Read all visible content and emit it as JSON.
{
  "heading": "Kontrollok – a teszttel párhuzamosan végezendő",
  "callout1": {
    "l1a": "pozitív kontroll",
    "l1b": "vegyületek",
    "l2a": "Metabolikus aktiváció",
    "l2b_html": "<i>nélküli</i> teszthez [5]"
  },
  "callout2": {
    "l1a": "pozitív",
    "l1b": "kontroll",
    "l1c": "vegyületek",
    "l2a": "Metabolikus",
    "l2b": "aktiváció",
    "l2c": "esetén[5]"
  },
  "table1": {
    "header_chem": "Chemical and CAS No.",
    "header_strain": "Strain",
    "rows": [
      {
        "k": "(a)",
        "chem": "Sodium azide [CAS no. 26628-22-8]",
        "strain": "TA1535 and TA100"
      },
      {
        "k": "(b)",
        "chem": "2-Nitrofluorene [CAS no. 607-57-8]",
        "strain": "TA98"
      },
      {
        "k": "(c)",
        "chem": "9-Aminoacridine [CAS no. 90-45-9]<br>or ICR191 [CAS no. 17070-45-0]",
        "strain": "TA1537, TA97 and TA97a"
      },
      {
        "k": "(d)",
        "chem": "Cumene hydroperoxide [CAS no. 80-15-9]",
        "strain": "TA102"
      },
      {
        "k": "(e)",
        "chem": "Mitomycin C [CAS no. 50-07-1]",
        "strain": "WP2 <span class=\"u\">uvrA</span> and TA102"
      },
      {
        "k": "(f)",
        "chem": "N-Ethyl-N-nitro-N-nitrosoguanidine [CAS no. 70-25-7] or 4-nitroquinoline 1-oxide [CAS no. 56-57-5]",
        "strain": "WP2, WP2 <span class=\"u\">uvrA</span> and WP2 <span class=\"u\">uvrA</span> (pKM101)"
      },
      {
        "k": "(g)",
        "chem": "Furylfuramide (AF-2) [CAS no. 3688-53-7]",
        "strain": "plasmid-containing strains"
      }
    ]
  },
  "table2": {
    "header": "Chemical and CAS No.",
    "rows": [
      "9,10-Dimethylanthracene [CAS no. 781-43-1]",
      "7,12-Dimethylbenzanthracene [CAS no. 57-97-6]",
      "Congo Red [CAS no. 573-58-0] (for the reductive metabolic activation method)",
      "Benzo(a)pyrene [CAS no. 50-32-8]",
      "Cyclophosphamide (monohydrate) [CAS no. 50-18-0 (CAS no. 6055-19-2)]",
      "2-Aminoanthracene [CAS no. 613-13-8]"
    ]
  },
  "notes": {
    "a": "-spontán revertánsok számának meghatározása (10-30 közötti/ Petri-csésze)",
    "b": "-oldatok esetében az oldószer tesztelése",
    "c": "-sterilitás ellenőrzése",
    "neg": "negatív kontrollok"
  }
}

━━━━━━━━━━━━━━━━━━━━━━━━━━━━━━

◆ **Challenge**: Looking at the listing above, how many of its lines contain the string "uvrA"? Give the number alone.

◆ **Expected answer**: 2